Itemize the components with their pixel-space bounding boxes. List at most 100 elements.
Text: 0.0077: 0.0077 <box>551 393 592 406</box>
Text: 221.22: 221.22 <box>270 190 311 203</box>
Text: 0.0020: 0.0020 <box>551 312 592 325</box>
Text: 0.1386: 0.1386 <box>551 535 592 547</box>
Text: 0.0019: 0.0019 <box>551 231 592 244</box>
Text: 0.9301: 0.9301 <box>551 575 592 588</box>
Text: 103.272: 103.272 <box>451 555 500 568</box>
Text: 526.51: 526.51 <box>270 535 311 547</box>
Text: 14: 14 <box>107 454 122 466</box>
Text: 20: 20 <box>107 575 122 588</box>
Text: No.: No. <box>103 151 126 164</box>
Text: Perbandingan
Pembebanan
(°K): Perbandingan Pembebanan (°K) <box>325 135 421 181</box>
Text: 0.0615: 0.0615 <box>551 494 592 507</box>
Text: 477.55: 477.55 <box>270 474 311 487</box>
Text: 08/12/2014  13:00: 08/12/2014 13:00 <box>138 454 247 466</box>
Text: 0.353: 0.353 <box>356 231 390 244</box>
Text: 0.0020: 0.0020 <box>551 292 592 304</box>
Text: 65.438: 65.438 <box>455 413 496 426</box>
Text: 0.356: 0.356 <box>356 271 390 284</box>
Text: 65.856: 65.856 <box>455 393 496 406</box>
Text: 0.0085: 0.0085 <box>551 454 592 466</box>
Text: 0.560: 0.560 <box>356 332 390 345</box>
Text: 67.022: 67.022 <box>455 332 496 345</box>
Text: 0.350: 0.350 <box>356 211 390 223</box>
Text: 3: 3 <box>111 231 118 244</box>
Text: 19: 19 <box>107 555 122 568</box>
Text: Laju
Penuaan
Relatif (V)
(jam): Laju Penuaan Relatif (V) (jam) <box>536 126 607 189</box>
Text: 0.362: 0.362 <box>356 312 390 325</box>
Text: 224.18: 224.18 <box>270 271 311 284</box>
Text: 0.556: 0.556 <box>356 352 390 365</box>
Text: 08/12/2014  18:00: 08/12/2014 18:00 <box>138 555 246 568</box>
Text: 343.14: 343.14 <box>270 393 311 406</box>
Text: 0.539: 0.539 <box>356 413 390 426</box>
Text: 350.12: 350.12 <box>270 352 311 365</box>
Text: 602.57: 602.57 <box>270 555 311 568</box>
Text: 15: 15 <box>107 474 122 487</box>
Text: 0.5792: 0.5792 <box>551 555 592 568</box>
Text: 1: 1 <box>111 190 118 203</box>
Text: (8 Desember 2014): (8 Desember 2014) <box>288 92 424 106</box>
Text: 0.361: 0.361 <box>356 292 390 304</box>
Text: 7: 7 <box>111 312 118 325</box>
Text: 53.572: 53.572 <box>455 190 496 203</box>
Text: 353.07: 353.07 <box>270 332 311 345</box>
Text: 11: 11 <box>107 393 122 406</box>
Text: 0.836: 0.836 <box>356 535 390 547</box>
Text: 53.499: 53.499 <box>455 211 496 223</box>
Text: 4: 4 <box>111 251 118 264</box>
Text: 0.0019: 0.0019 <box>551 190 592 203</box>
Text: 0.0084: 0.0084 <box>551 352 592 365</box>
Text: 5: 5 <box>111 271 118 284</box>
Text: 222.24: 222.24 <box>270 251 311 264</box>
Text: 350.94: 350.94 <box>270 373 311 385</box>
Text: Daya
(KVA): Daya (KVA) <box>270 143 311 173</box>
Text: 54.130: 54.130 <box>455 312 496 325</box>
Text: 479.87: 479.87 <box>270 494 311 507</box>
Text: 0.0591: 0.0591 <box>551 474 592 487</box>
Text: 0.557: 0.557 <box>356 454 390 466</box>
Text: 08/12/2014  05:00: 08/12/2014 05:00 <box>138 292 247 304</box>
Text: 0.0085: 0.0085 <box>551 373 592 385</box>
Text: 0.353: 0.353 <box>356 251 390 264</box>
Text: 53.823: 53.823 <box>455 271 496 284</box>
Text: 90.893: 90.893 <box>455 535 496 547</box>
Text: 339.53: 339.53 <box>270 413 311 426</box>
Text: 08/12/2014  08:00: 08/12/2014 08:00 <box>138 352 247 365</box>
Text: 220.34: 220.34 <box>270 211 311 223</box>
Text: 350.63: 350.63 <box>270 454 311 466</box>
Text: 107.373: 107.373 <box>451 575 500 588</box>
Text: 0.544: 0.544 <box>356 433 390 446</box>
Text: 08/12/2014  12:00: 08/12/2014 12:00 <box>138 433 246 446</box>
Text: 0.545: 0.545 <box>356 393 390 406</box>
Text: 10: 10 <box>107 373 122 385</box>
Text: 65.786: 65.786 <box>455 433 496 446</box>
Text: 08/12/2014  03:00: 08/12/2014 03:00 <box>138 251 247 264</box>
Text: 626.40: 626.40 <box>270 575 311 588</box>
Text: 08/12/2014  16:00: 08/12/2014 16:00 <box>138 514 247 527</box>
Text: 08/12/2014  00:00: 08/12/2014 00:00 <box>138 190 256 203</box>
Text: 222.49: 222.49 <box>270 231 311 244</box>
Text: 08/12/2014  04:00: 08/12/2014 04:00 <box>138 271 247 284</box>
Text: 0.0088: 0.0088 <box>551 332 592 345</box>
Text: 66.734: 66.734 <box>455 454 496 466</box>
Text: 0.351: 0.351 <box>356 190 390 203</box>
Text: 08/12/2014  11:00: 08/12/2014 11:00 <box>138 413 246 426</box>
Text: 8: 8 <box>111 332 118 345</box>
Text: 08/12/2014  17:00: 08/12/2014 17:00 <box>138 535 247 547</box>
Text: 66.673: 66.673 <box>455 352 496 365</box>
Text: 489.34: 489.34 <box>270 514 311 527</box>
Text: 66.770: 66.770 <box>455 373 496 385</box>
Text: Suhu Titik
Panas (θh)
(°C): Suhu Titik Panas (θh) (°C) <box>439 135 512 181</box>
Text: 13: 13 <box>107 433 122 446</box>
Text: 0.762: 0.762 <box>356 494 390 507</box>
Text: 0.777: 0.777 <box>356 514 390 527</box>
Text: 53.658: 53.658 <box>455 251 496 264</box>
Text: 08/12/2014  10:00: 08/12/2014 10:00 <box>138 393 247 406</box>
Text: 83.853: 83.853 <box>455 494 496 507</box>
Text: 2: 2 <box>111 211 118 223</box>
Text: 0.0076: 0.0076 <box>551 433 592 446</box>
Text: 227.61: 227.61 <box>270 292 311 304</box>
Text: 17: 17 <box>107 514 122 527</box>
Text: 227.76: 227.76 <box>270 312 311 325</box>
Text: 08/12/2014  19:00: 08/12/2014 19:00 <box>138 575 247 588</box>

Task requirements
Copy out all the entries above verbatim, keeping each line as it appears.

Answer to this problem
Itemize the components with their pixel-space bounding boxes. List at most 100 elements.
Text: 0.0077: 0.0077 <box>551 393 592 406</box>
Text: 221.22: 221.22 <box>270 190 311 203</box>
Text: 0.0020: 0.0020 <box>551 312 592 325</box>
Text: 0.1386: 0.1386 <box>551 535 592 547</box>
Text: 0.0019: 0.0019 <box>551 231 592 244</box>
Text: 0.9301: 0.9301 <box>551 575 592 588</box>
Text: 103.272: 103.272 <box>451 555 500 568</box>
Text: 526.51: 526.51 <box>270 535 311 547</box>
Text: 14: 14 <box>107 454 122 466</box>
Text: 20: 20 <box>107 575 122 588</box>
Text: No.: No. <box>103 151 126 164</box>
Text: Perbandingan
Pembebanan
(°K): Perbandingan Pembebanan (°K) <box>325 135 421 181</box>
Text: 0.0615: 0.0615 <box>551 494 592 507</box>
Text: 477.55: 477.55 <box>270 474 311 487</box>
Text: 08/12/2014  13:00: 08/12/2014 13:00 <box>138 454 247 466</box>
Text: 0.353: 0.353 <box>356 231 390 244</box>
Text: 0.0020: 0.0020 <box>551 292 592 304</box>
Text: 65.438: 65.438 <box>455 413 496 426</box>
Text: 0.356: 0.356 <box>356 271 390 284</box>
Text: 65.856: 65.856 <box>455 393 496 406</box>
Text: 0.0085: 0.0085 <box>551 454 592 466</box>
Text: 0.560: 0.560 <box>356 332 390 345</box>
Text: 67.022: 67.022 <box>455 332 496 345</box>
Text: 0.350: 0.350 <box>356 211 390 223</box>
Text: 3: 3 <box>111 231 118 244</box>
Text: 19: 19 <box>107 555 122 568</box>
Text: Laju
Penuaan
Relatif (V)
(jam): Laju Penuaan Relatif (V) (jam) <box>536 126 607 189</box>
Text: 0.362: 0.362 <box>356 312 390 325</box>
Text: 224.18: 224.18 <box>270 271 311 284</box>
Text: 0.556: 0.556 <box>356 352 390 365</box>
Text: 08/12/2014  18:00: 08/12/2014 18:00 <box>138 555 246 568</box>
Text: 343.14: 343.14 <box>270 393 311 406</box>
Text: 0.539: 0.539 <box>356 413 390 426</box>
Text: 350.12: 350.12 <box>270 352 311 365</box>
Text: 602.57: 602.57 <box>270 555 311 568</box>
Text: 15: 15 <box>107 474 122 487</box>
Text: 0.5792: 0.5792 <box>551 555 592 568</box>
Text: 1: 1 <box>111 190 118 203</box>
Text: (8 Desember 2014): (8 Desember 2014) <box>288 92 424 106</box>
Text: 0.361: 0.361 <box>356 292 390 304</box>
Text: 7: 7 <box>111 312 118 325</box>
Text: 53.572: 53.572 <box>455 190 496 203</box>
Text: 353.07: 353.07 <box>270 332 311 345</box>
Text: 11: 11 <box>107 393 122 406</box>
Text: 0.836: 0.836 <box>356 535 390 547</box>
Text: 53.499: 53.499 <box>455 211 496 223</box>
Text: 4: 4 <box>111 251 118 264</box>
Text: 0.0019: 0.0019 <box>551 190 592 203</box>
Text: 0.0084: 0.0084 <box>551 352 592 365</box>
Text: 5: 5 <box>111 271 118 284</box>
Text: 222.24: 222.24 <box>270 251 311 264</box>
Text: 350.94: 350.94 <box>270 373 311 385</box>
Text: Daya
(KVA): Daya (KVA) <box>270 143 311 173</box>
Text: 54.130: 54.130 <box>455 312 496 325</box>
Text: 479.87: 479.87 <box>270 494 311 507</box>
Text: 0.0591: 0.0591 <box>551 474 592 487</box>
Text: 0.557: 0.557 <box>356 454 390 466</box>
Text: 08/12/2014  05:00: 08/12/2014 05:00 <box>138 292 247 304</box>
Text: 0.0085: 0.0085 <box>551 373 592 385</box>
Text: 0.353: 0.353 <box>356 251 390 264</box>
Text: 53.823: 53.823 <box>455 271 496 284</box>
Text: 90.893: 90.893 <box>455 535 496 547</box>
Text: 339.53: 339.53 <box>270 413 311 426</box>
Text: 08/12/2014  08:00: 08/12/2014 08:00 <box>138 352 247 365</box>
Text: 220.34: 220.34 <box>270 211 311 223</box>
Text: 350.63: 350.63 <box>270 454 311 466</box>
Text: 107.373: 107.373 <box>451 575 500 588</box>
Text: 0.544: 0.544 <box>356 433 390 446</box>
Text: 08/12/2014  12:00: 08/12/2014 12:00 <box>138 433 246 446</box>
Text: 0.545: 0.545 <box>356 393 390 406</box>
Text: 10: 10 <box>107 373 122 385</box>
Text: 65.786: 65.786 <box>455 433 496 446</box>
Text: 08/12/2014  03:00: 08/12/2014 03:00 <box>138 251 247 264</box>
Text: 626.40: 626.40 <box>270 575 311 588</box>
Text: 08/12/2014  16:00: 08/12/2014 16:00 <box>138 514 247 527</box>
Text: 08/12/2014  00:00: 08/12/2014 00:00 <box>138 190 256 203</box>
Text: 222.49: 222.49 <box>270 231 311 244</box>
Text: 08/12/2014  04:00: 08/12/2014 04:00 <box>138 271 247 284</box>
Text: 0.0088: 0.0088 <box>551 332 592 345</box>
Text: 66.734: 66.734 <box>455 454 496 466</box>
Text: 0.351: 0.351 <box>356 190 390 203</box>
Text: 08/12/2014  11:00: 08/12/2014 11:00 <box>138 413 246 426</box>
Text: 8: 8 <box>111 332 118 345</box>
Text: 08/12/2014  17:00: 08/12/2014 17:00 <box>138 535 247 547</box>
Text: 66.673: 66.673 <box>455 352 496 365</box>
Text: 489.34: 489.34 <box>270 514 311 527</box>
Text: 66.770: 66.770 <box>455 373 496 385</box>
Text: Suhu Titik
Panas (θh)
(°C): Suhu Titik Panas (θh) (°C) <box>439 135 512 181</box>
Text: 13: 13 <box>107 433 122 446</box>
Text: 0.762: 0.762 <box>356 494 390 507</box>
Text: 0.777: 0.777 <box>356 514 390 527</box>
Text: 53.658: 53.658 <box>455 251 496 264</box>
Text: 08/12/2014  10:00: 08/12/2014 10:00 <box>138 393 247 406</box>
Text: 83.853: 83.853 <box>455 494 496 507</box>
Text: 2: 2 <box>111 211 118 223</box>
Text: 0.0076: 0.0076 <box>551 433 592 446</box>
Text: 227.61: 227.61 <box>270 292 311 304</box>
Text: 17: 17 <box>107 514 122 527</box>
Text: 227.76: 227.76 <box>270 312 311 325</box>
Text: 08/12/2014  19:00: 08/12/2014 19:00 <box>138 575 247 588</box>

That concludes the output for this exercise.